— OBJECTIVE —
Identify the lines holding "JSON" and copy them.

— DATA EXTRACT —

»»

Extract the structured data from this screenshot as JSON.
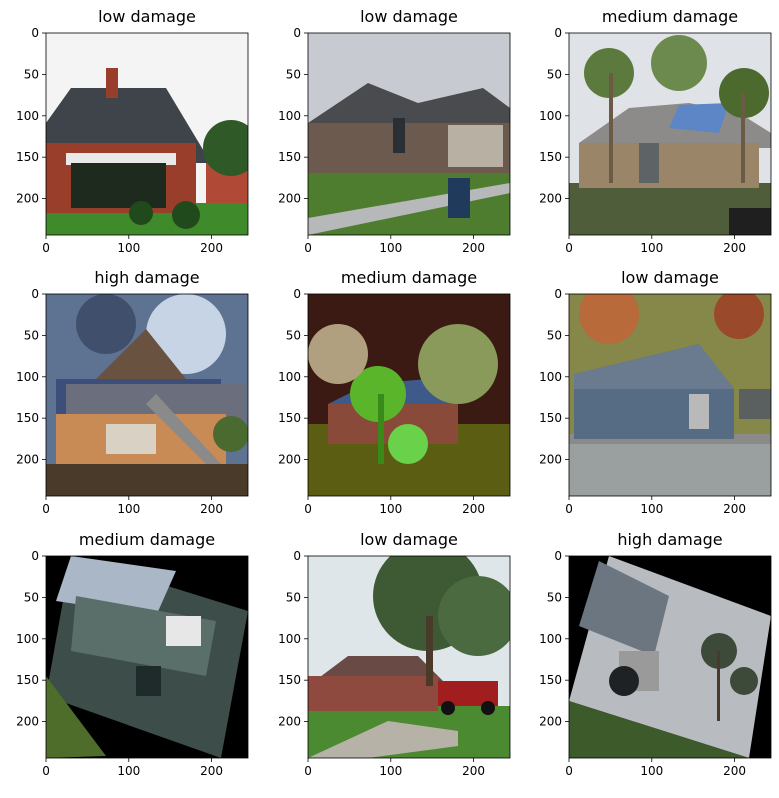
{
  "figure": {
    "panels": [
      {
        "title": "low damage",
        "scene": "red-brick-house-gray-roof"
      },
      {
        "title": "low damage",
        "scene": "brick-house-garage-trashcan"
      },
      {
        "title": "medium damage",
        "scene": "house-blue-tarp-palm-trees"
      },
      {
        "title": "high damage",
        "scene": "destroyed-two-story-house-stormy-sky"
      },
      {
        "title": "medium damage",
        "scene": "color-inverted-house-trees"
      },
      {
        "title": "low damage",
        "scene": "metal-shed-color-shifted"
      },
      {
        "title": "medium damage",
        "scene": "rotated-green-siding-house"
      },
      {
        "title": "low damage",
        "scene": "brick-house-red-truck-tree"
      },
      {
        "title": "high damage",
        "scene": "rotated-damaged-house-palms"
      }
    ],
    "x_ticks": [
      "0",
      "100",
      "200"
    ],
    "y_ticks": [
      "0",
      "50",
      "100",
      "150",
      "200"
    ],
    "axis_range": [
      0,
      244
    ],
    "colors": {
      "sky_gray": "#b9bec5",
      "brick": "#8e3b2c",
      "roof_gray": "#4a4d54",
      "grass": "#4f8a2e",
      "black_fill": "#000000"
    }
  }
}
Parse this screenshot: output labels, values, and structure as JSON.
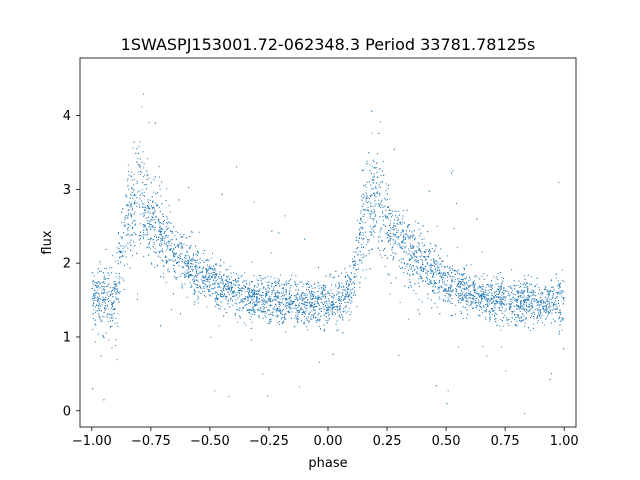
{
  "chart_data": {
    "type": "scatter",
    "title": "1SWASPJ153001.72-062348.3 Period 33781.78125s",
    "xlabel": "phase",
    "ylabel": "flux",
    "xlim": [
      -1.05,
      1.05
    ],
    "ylim": [
      -0.22,
      4.78
    ],
    "xticks": [
      -1.0,
      -0.75,
      -0.5,
      -0.25,
      0.0,
      0.25,
      0.5,
      0.75,
      1.0
    ],
    "xtick_labels": [
      "−1.00",
      "−0.75",
      "−0.50",
      "−0.25",
      "0.00",
      "0.25",
      "0.50",
      "0.75",
      "1.00"
    ],
    "yticks": [
      0,
      1,
      2,
      3,
      4
    ],
    "ytick_labels": [
      "0",
      "1",
      "2",
      "3",
      "4"
    ],
    "grid": false,
    "point_color": "#1f77b4",
    "series": [
      {
        "phase_profile": {
          "x": [
            -1.0,
            -0.95,
            -0.9,
            -0.85,
            -0.8,
            -0.75,
            -0.7,
            -0.65,
            -0.6,
            -0.55,
            -0.5,
            -0.45,
            -0.4,
            -0.35,
            -0.3,
            -0.25,
            -0.2,
            -0.15,
            -0.1,
            -0.05,
            0.0,
            0.05,
            0.1,
            0.15,
            0.2,
            0.25,
            0.3,
            0.35,
            0.4,
            0.45,
            0.5,
            0.55,
            0.6,
            0.65,
            0.7,
            0.75,
            0.8,
            0.85,
            0.9,
            0.95,
            1.0
          ],
          "y": [
            1.5,
            1.5,
            1.55,
            2.6,
            2.9,
            2.6,
            2.35,
            2.15,
            2.0,
            1.85,
            1.75,
            1.65,
            1.6,
            1.55,
            1.5,
            1.48,
            1.47,
            1.46,
            1.46,
            1.46,
            1.47,
            1.5,
            1.6,
            2.6,
            2.9,
            2.6,
            2.35,
            2.15,
            2.0,
            1.85,
            1.75,
            1.65,
            1.6,
            1.55,
            1.5,
            1.48,
            1.47,
            1.46,
            1.46,
            1.46,
            1.5
          ]
        },
        "scatter_sd": [
          0.22,
          0.22,
          0.25,
          0.35,
          0.35,
          0.3,
          0.25,
          0.22,
          0.2,
          0.18,
          0.17,
          0.16,
          0.15,
          0.15,
          0.15,
          0.15,
          0.15,
          0.15,
          0.15,
          0.15,
          0.15,
          0.16,
          0.2,
          0.35,
          0.35,
          0.3,
          0.25,
          0.22,
          0.2,
          0.18,
          0.17,
          0.16,
          0.15,
          0.15,
          0.15,
          0.15,
          0.15,
          0.15,
          0.15,
          0.15,
          0.2
        ]
      }
    ]
  }
}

««

— FULL RESPONSE —
Extract the structured data from this screenshot as JSON.
Parse this screenshot: output labels, values, and structure as JSON.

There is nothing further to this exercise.